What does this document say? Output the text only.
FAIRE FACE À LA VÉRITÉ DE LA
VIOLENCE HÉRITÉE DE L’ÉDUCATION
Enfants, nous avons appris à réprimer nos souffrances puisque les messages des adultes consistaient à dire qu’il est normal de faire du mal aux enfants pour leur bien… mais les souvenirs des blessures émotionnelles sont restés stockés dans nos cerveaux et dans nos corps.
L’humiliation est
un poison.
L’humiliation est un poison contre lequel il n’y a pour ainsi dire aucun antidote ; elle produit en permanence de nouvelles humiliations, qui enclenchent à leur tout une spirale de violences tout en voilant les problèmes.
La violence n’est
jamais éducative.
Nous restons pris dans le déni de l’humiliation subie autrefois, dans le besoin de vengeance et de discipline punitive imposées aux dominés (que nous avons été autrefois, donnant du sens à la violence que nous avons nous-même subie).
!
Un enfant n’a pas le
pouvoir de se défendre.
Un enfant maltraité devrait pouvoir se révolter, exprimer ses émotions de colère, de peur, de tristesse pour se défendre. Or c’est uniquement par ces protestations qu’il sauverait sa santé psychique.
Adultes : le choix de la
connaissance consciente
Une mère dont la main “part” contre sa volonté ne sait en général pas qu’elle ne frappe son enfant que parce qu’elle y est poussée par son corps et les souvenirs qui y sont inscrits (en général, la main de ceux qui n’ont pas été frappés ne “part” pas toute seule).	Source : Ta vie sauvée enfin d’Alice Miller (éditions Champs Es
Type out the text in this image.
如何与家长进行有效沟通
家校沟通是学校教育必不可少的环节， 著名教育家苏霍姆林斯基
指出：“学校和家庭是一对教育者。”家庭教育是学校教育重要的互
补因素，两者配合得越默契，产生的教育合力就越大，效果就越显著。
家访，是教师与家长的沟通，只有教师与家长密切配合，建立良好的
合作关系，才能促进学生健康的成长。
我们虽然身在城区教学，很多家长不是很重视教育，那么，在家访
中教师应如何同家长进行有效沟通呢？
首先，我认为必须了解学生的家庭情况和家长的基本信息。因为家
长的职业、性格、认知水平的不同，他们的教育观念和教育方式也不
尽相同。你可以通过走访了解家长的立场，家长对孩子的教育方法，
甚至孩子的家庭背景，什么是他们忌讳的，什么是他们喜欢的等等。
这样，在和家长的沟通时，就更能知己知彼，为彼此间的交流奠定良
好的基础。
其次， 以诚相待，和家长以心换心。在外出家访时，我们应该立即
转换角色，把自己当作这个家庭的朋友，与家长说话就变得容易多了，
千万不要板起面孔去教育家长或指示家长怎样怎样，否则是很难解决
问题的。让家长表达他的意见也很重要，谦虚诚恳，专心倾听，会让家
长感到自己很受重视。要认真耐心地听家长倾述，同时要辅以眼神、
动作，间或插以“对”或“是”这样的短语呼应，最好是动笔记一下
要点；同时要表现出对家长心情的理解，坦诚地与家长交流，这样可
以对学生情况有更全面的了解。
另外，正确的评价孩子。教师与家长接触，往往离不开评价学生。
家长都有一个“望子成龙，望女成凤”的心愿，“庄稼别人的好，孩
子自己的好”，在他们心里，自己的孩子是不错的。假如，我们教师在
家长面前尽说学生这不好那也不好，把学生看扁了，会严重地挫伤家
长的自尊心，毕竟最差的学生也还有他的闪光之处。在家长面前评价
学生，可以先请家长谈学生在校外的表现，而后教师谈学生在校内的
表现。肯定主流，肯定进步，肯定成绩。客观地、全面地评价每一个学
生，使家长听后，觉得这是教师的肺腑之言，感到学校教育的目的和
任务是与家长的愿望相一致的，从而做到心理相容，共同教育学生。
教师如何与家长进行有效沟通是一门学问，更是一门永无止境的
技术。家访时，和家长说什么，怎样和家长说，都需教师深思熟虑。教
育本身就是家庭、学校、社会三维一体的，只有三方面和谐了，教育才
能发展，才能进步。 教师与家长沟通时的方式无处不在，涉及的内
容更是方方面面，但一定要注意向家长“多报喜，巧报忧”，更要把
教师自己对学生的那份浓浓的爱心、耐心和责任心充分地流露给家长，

------

== Exercise details ==
Make an exact copy of the data above.

== Result ==
What does this document say? Output the text only.
FAIRE FACE À LA VÉRITÉ DE LA
VIOLENCE HÉRITÉE DE L’ÉDUCATION
Enfants, nous avons appris à réprimer nos souffrances puisque les messages des adultes consistaient à dire qu’il est normal de faire du mal aux enfants pour leur bien… mais les souvenirs des blessures émotionnelles sont restés stockés dans nos cerveaux et dans nos corps.
L’humiliation est
un poison.
L’humiliation est un poison contre lequel il n’y a pour ainsi dire aucun antidote ; elle produit en permanence de nouvelles humiliations, qui enclenchent à leur tout une spirale de violences tout en voilant les problèmes.
La violence n’est
jamais éducative.
Nous restons pris dans le déni de l’humiliation subie autrefois, dans le besoin de vengeance et de discipline punitive imposées aux dominés (que nous avons été autrefois, donnant du sens à la violence que nous avons nous-même subie).
!
Un enfant n’a pas le
pouvoir de se défendre.
Un enfant maltraité devrait pouvoir se révolter, exprimer ses émotions de colère, de peur, de tristesse pour se défendre. Or c’est uniquement par ces protestations qu’il sauverait sa santé psychique.
Adultes : le choix de la
connaissance consciente
Une mère dont la main “part” contre sa volonté ne sait en général pas qu’elle ne frappe son enfant que parce qu’elle y est poussée par son corps et les souvenirs qui y sont inscrits (en général, la main de ceux qui n’ont pas été frappés ne “part” pas toute seule).	Source : Ta vie sauvée enfin d’Alice Miller (éditions Champs Es
Type out the text in this image.
如何与家长进行有效沟通
家校沟通是学校教育必不可少的环节， 著名教育家苏霍姆林斯基
指出：“学校和家庭是一对教育者。”家庭教育是学校教育重要的互
补因素，两者配合得越默契，产生的教育合力就越大，效果就越显著。
家访，是教师与家长的沟通，只有教师与家长密切配合，建立良好的
合作关系，才能促进学生健康的成长。
我们虽然身在城区教学，很多家长不是很重视教育，那么，在家访
中教师应如何同家长进行有效沟通呢？
首先，我认为必须了解学生的家庭情况和家长的基本信息。因为家
长的职业、性格、认知水平的不同，他们的教育观念和教育方式也不
尽相同。你可以通过走访了解家长的立场，家长对孩子的教育方法，
甚至孩子的家庭背景，什么是他们忌讳的，什么是他们喜欢的等等。
这样，在和家长的沟通时，就更能知己知彼，为彼此间的交流奠定良
好的基础。
其次， 以诚相待，和家长以心换心。在外出家访时，我们应该立即
转换角色，把自己当作这个家庭的朋友，与家长说话就变得容易多了，
千万不要板起面孔去教育家长或指示家长怎样怎样，否则是很难解决
问题的。让家长表达他的意见也很重要，谦虚诚恳，专心倾听，会让家
长感到自己很受重视。要认真耐心地听家长倾述，同时要辅以眼神、
动作，间或插以“对”或“是”这样的短语呼应，最好是动笔记一下
要点；同时要表现出对家长心情的理解，坦诚地与家长交流，这样可
以对学生情况有更全面的了解。
另外，正确的评价孩子。教师与家长接触，往往离不开评价学生。
家长都有一个“望子成龙，望女成凤”的心愿，“庄稼别人的好，孩
子自己的好”，在他们心里，自己的孩子是不错的。假如，我们教师在
家长面前尽说学生这不好那也不好，把学生看扁了，会严重地挫伤家
长的自尊心，毕竟最差的学生也还有他的闪光之处。在家长面前评价
学生，可以先请家长谈学生在校外的表现，而后教师谈学生在校内的
表现。肯定主流，肯定进步，肯定成绩。客观地、全面地评价每一个学
生，使家长听后，觉得这是教师的肺腑之言，感到学校教育的目的和
任务是与家长的愿望相一致的，从而做到心理相容，共同教育学生。
教师如何与家长进行有效沟通是一门学问，更是一门永无止境的
技术。家访时，和家长说什么，怎样和家长说，都需教师深思熟虑。教
育本身就是家庭、学校、社会三维一体的，只有三方面和谐了，教育才
能发展，才能进步。 教师与家长沟通时的方式无处不在，涉及的内
容更是方方面面，但一定要注意向家长“多报喜，巧报忧”，更要把
教师自己对学生的那份浓浓的爱心、耐心和责任心充分地流露给家长，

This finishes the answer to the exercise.